What the task asks: Would you write out the entries below, every one of them, exactly?

Raw data:
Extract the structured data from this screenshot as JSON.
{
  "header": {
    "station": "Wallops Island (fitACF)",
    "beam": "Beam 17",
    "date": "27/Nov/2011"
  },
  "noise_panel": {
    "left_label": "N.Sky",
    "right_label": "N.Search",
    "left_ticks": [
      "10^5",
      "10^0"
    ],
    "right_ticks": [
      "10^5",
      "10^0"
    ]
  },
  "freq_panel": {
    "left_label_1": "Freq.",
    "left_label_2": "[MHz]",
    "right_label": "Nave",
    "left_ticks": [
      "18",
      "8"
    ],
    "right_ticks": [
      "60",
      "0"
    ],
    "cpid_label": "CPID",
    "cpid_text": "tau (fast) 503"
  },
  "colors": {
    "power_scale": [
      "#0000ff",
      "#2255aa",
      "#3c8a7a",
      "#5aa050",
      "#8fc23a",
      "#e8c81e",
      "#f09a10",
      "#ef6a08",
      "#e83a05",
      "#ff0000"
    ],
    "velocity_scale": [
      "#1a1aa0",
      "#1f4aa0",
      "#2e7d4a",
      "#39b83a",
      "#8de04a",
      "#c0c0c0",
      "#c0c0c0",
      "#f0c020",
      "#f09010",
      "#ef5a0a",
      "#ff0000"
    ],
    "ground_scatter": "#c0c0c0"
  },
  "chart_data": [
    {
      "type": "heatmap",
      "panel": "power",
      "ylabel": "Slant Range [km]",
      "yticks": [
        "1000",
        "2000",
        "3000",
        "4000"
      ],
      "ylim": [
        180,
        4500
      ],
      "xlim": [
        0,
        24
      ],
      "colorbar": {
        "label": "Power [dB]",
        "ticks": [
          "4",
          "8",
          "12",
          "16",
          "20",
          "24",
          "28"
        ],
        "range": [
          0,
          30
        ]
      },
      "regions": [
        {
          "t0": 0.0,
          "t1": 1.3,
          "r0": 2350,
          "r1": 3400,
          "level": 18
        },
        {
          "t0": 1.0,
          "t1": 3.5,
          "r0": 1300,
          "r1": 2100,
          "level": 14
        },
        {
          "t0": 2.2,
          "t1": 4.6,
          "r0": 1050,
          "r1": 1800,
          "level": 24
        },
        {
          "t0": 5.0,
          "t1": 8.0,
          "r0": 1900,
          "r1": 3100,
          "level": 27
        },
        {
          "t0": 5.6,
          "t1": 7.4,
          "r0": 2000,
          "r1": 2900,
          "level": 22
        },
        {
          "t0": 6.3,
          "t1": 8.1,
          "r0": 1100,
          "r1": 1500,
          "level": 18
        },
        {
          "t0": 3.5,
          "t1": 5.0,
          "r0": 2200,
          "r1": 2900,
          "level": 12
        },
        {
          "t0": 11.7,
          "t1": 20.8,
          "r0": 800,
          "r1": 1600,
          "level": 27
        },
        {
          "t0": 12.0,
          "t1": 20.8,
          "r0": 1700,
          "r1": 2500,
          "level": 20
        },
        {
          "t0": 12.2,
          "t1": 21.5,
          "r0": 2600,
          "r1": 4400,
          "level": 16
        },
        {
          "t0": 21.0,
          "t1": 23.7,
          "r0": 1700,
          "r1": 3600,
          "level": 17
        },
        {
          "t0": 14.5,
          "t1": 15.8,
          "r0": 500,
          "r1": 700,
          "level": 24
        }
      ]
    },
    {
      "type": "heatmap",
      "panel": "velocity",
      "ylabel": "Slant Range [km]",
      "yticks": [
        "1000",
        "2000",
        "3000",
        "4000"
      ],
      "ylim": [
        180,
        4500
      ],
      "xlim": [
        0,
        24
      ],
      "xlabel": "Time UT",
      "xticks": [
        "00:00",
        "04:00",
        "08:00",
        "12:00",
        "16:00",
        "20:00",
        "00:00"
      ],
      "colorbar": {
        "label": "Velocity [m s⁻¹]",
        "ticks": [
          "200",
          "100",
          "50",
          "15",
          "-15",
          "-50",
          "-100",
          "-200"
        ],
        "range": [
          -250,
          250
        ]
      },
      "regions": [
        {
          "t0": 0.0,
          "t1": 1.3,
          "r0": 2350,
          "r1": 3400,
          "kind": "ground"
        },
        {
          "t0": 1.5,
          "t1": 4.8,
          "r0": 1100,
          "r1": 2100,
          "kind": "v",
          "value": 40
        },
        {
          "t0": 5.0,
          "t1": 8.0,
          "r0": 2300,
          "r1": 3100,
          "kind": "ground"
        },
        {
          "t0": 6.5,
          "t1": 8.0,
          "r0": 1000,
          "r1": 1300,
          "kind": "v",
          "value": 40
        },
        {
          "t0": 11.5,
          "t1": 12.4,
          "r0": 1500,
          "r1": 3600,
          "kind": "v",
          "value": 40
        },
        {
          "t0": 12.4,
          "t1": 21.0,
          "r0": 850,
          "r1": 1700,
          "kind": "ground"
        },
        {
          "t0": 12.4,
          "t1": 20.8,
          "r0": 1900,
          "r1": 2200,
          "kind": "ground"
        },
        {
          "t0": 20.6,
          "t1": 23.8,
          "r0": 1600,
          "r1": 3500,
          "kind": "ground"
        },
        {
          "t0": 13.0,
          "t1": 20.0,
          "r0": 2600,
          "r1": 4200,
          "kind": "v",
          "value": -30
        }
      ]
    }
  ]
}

Correct output:
Extract the structured data from this screenshot as JSON.
{
  "header": {
    "station": "Wallops Island (fitACF)",
    "beam": "Beam 17",
    "date": "27/Nov/2011"
  },
  "noise_panel": {
    "left_label": "N.Sky",
    "right_label": "N.Search",
    "left_ticks": [
      "10^5",
      "10^0"
    ],
    "right_ticks": [
      "10^5",
      "10^0"
    ]
  },
  "freq_panel": {
    "left_label_1": "Freq.",
    "left_label_2": "[MHz]",
    "right_label": "Nave",
    "left_ticks": [
      "18",
      "8"
    ],
    "right_ticks": [
      "60",
      "0"
    ],
    "cpid_label": "CPID",
    "cpid_text": "tau (fast) 503"
  },
  "colors": {
    "power_scale": [
      "#0000ff",
      "#2255aa",
      "#3c8a7a",
      "#5aa050",
      "#8fc23a",
      "#e8c81e",
      "#f09a10",
      "#ef6a08",
      "#e83a05",
      "#ff0000"
    ],
    "velocity_scale": [
      "#1a1aa0",
      "#1f4aa0",
      "#2e7d4a",
      "#39b83a",
      "#8de04a",
      "#c0c0c0",
      "#c0c0c0",
      "#f0c020",
      "#f09010",
      "#ef5a0a",
      "#ff0000"
    ],
    "ground_scatter": "#c0c0c0"
  },
  "chart_data": [
    {
      "type": "heatmap",
      "panel": "power",
      "ylabel": "Slant Range [km]",
      "yticks": [
        "1000",
        "2000",
        "3000",
        "4000"
      ],
      "ylim": [
        180,
        4500
      ],
      "xlim": [
        0,
        24
      ],
      "colorbar": {
        "label": "Power [dB]",
        "ticks": [
          "4",
          "8",
          "12",
          "16",
          "20",
          "24",
          "28"
        ],
        "range": [
          0,
          30
        ]
      },
      "regions": [
        {
          "t0": 0.0,
          "t1": 1.3,
          "r0": 2350,
          "r1": 3400,
          "level": 18
        },
        {
          "t0": 1.0,
          "t1": 3.5,
          "r0": 1300,
          "r1": 2100,
          "level": 14
        },
        {
          "t0": 2.2,
          "t1": 4.6,
          "r0": 1050,
          "r1": 1800,
          "level": 24
        },
        {
          "t0": 5.0,
          "t1": 8.0,
          "r0": 1900,
          "r1": 3100,
          "level": 27
        },
        {
          "t0": 5.6,
          "t1": 7.4,
          "r0": 2000,
          "r1": 2900,
          "level": 22
        },
        {
          "t0": 6.3,
          "t1": 8.1,
          "r0": 1100,
          "r1": 1500,
          "level": 18
        },
        {
          "t0": 3.5,
          "t1": 5.0,
          "r0": 2200,
          "r1": 2900,
          "level": 12
        },
        {
          "t0": 11.7,
          "t1": 20.8,
          "r0": 800,
          "r1": 1600,
          "level": 27
        },
        {
          "t0": 12.0,
          "t1": 20.8,
          "r0": 1700,
          "r1": 2500,
          "level": 20
        },
        {
          "t0": 12.2,
          "t1": 21.5,
          "r0": 2600,
          "r1": 4400,
          "level": 16
        },
        {
          "t0": 21.0,
          "t1": 23.7,
          "r0": 1700,
          "r1": 3600,
          "level": 17
        },
        {
          "t0": 14.5,
          "t1": 15.8,
          "r0": 500,
          "r1": 700,
          "level": 24
        }
      ]
    },
    {
      "type": "heatmap",
      "panel": "velocity",
      "ylabel": "Slant Range [km]",
      "yticks": [
        "1000",
        "2000",
        "3000",
        "4000"
      ],
      "ylim": [
        180,
        4500
      ],
      "xlim": [
        0,
        24
      ],
      "xlabel": "Time UT",
      "xticks": [
        "00:00",
        "04:00",
        "08:00",
        "12:00",
        "16:00",
        "20:00",
        "00:00"
      ],
      "colorbar": {
        "label": "Velocity [m s⁻¹]",
        "ticks": [
          "200",
          "100",
          "50",
          "15",
          "-15",
          "-50",
          "-100",
          "-200"
        ],
        "range": [
          -250,
          250
        ]
      },
      "regions": [
        {
          "t0": 0.0,
          "t1": 1.3,
          "r0": 2350,
          "r1": 3400,
          "kind": "ground"
        },
        {
          "t0": 1.5,
          "t1": 4.8,
          "r0": 1100,
          "r1": 2100,
          "kind": "v",
          "value": 40
        },
        {
          "t0": 5.0,
          "t1": 8.0,
          "r0": 2300,
          "r1": 3100,
          "kind": "ground"
        },
        {
          "t0": 6.5,
          "t1": 8.0,
          "r0": 1000,
          "r1": 1300,
          "kind": "v",
          "value": 40
        },
        {
          "t0": 11.5,
          "t1": 12.4,
          "r0": 1500,
          "r1": 3600,
          "kind": "v",
          "value": 40
        },
        {
          "t0": 12.4,
          "t1": 21.0,
          "r0": 850,
          "r1": 1700,
          "kind": "ground"
        },
        {
          "t0": 12.4,
          "t1": 20.8,
          "r0": 1900,
          "r1": 2200,
          "kind": "ground"
        },
        {
          "t0": 20.6,
          "t1": 23.8,
          "r0": 1600,
          "r1": 3500,
          "kind": "ground"
        },
        {
          "t0": 13.0,
          "t1": 20.0,
          "r0": 2600,
          "r1": 4200,
          "kind": "v",
          "value": -30
        }
      ]
    }
  ]
}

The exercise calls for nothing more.